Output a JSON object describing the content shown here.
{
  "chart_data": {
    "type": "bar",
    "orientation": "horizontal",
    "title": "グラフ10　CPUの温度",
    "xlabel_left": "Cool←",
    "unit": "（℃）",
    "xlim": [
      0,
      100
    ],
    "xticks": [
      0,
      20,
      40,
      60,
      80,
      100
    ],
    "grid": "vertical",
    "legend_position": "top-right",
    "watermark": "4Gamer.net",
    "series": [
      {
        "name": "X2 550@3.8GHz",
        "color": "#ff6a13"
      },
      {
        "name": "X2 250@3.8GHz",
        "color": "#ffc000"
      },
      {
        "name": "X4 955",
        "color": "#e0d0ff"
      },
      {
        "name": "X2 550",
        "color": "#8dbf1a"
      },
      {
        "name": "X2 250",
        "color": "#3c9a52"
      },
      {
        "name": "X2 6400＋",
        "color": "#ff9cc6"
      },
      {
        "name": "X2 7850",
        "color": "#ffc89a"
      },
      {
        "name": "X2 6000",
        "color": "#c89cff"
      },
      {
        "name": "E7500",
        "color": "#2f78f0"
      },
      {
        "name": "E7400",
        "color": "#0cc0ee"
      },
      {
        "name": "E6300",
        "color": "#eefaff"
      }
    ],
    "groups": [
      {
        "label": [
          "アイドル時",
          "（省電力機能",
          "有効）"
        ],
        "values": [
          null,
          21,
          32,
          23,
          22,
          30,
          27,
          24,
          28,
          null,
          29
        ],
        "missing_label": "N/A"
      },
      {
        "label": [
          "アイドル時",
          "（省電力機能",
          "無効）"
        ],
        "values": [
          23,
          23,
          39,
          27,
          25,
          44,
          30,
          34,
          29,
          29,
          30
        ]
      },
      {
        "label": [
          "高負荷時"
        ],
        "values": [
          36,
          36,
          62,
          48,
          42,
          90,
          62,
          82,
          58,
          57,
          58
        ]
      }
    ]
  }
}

* * *

■ **WHAT TO PRODUCE**: Go through the records above and set each one down exactly, please.

■ **WORKED SOLUTION**:
Output a JSON object describing the content shown here.
{
  "chart_data": {
    "type": "bar",
    "orientation": "horizontal",
    "title": "グラフ10　CPUの温度",
    "xlabel_left": "Cool←",
    "unit": "（℃）",
    "xlim": [
      0,
      100
    ],
    "xticks": [
      0,
      20,
      40,
      60,
      80,
      100
    ],
    "grid": "vertical",
    "legend_position": "top-right",
    "watermark": "4Gamer.net",
    "series": [
      {
        "name": "X2 550@3.8GHz",
        "color": "#ff6a13"
      },
      {
        "name": "X2 250@3.8GHz",
        "color": "#ffc000"
      },
      {
        "name": "X4 955",
        "color": "#e0d0ff"
      },
      {
        "name": "X2 550",
        "color": "#8dbf1a"
      },
      {
        "name": "X2 250",
        "color": "#3c9a52"
      },
      {
        "name": "X2 6400＋",
        "color": "#ff9cc6"
      },
      {
        "name": "X2 7850",
        "color": "#ffc89a"
      },
      {
        "name": "X2 6000",
        "color": "#c89cff"
      },
      {
        "name": "E7500",
        "color": "#2f78f0"
      },
      {
        "name": "E7400",
        "color": "#0cc0ee"
      },
      {
        "name": "E6300",
        "color": "#eefaff"
      }
    ],
    "groups": [
      {
        "label": [
          "アイドル時",
          "（省電力機能",
          "有効）"
        ],
        "values": [
          null,
          21,
          32,
          23,
          22,
          30,
          27,
          24,
          28,
          null,
          29
        ],
        "missing_label": "N/A"
      },
      {
        "label": [
          "アイドル時",
          "（省電力機能",
          "無効）"
        ],
        "values": [
          23,
          23,
          39,
          27,
          25,
          44,
          30,
          34,
          29,
          29,
          30
        ]
      },
      {
        "label": [
          "高負荷時"
        ],
        "values": [
          36,
          36,
          62,
          48,
          42,
          90,
          62,
          82,
          58,
          57,
          58
        ]
      }
    ]
  }
}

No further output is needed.